-- Start --
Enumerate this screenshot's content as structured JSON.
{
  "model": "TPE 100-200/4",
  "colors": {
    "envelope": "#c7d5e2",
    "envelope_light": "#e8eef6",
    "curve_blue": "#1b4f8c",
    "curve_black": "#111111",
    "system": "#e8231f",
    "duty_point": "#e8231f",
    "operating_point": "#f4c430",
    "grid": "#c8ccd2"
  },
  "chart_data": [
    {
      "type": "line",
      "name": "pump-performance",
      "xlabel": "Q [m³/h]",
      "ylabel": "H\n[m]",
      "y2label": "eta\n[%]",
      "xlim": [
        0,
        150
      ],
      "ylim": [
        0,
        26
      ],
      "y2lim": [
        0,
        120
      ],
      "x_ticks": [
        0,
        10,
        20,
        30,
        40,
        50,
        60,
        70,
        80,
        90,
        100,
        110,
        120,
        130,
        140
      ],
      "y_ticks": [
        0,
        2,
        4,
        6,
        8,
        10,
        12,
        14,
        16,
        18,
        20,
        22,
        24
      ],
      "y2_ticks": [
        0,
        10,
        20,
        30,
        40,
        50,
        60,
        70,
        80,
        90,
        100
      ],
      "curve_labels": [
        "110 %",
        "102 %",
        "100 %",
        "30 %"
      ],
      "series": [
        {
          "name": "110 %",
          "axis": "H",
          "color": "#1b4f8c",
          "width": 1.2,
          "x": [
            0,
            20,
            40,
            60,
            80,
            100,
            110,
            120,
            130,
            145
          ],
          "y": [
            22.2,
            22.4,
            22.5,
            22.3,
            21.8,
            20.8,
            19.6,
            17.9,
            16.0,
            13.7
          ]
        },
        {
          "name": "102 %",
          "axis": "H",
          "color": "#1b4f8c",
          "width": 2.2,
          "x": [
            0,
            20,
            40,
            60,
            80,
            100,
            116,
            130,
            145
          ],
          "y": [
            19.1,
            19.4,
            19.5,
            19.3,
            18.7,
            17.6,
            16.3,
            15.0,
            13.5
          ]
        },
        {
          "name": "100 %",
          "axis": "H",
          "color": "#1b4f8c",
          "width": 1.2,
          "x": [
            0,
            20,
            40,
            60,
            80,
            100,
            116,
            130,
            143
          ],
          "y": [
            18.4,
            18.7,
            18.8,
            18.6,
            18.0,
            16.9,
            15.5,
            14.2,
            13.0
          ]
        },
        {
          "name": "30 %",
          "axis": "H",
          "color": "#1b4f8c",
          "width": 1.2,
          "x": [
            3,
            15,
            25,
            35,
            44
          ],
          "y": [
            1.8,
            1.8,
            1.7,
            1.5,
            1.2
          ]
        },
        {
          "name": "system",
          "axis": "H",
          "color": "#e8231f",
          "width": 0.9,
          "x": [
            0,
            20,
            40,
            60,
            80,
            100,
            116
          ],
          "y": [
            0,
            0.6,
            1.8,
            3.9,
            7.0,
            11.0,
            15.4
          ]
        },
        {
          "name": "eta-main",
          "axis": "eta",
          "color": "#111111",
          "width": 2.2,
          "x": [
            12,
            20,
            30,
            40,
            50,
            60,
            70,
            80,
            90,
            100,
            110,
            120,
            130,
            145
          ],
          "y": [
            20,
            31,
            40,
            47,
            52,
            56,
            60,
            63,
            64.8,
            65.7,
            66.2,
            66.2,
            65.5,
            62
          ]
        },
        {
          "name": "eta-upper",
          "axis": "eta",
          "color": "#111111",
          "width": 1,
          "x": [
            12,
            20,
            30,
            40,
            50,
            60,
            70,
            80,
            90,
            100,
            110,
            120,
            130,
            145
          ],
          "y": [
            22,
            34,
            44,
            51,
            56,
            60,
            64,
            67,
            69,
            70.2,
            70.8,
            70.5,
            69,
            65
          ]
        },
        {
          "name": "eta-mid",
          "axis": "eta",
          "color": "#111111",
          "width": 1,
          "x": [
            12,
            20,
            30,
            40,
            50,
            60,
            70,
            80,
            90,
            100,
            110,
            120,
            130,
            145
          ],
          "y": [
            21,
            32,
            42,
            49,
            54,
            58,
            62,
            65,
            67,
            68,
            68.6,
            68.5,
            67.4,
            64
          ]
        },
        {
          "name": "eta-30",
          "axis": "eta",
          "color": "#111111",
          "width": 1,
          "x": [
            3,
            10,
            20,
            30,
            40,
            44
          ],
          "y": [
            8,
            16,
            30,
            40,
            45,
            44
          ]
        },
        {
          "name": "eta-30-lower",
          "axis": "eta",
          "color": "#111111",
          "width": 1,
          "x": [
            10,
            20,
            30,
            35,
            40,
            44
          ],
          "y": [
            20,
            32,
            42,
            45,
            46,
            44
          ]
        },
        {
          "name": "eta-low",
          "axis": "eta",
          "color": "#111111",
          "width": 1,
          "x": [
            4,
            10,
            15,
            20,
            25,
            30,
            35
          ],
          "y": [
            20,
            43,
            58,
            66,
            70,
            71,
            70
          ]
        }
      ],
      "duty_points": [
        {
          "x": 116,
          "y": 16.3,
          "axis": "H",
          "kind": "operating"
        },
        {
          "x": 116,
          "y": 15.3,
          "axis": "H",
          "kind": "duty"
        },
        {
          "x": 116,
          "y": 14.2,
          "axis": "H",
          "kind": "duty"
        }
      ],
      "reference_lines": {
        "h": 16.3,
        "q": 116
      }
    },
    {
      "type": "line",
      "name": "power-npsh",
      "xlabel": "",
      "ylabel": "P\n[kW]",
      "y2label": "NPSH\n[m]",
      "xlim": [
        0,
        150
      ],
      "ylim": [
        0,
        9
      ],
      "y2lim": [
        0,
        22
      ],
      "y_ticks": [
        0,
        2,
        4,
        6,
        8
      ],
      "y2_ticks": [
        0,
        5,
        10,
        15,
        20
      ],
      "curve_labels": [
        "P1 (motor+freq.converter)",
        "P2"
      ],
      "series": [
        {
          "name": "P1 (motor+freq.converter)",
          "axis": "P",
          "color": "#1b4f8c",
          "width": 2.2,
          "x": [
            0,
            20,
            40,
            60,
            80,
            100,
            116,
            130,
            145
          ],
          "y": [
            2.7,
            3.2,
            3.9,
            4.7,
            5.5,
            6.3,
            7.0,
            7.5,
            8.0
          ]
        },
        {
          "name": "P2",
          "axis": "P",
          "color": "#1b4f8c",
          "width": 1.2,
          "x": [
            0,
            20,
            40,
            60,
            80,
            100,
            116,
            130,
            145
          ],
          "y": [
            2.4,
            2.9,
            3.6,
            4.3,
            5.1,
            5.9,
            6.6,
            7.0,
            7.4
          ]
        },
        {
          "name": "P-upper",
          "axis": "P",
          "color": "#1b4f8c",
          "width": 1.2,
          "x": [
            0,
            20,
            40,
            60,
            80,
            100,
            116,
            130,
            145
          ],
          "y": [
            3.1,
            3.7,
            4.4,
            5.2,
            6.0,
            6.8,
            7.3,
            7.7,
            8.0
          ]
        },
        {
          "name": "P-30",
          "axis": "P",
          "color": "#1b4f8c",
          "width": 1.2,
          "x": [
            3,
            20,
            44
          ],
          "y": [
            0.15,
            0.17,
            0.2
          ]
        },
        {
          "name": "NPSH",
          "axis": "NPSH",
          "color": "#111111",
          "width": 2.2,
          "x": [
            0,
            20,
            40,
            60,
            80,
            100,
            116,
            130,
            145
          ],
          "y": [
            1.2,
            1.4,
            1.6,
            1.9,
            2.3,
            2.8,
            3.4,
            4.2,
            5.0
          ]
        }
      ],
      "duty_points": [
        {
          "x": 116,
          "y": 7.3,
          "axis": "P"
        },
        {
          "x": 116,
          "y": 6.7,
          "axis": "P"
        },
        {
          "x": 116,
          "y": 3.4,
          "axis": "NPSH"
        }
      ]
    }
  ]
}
-- End --
Aim of the task
Using the listing above, list every line in which the string "converter" occurs.

Final result
        "P1 (motor+freq.converter)",
          "name": "P1 (motor+freq.converter)",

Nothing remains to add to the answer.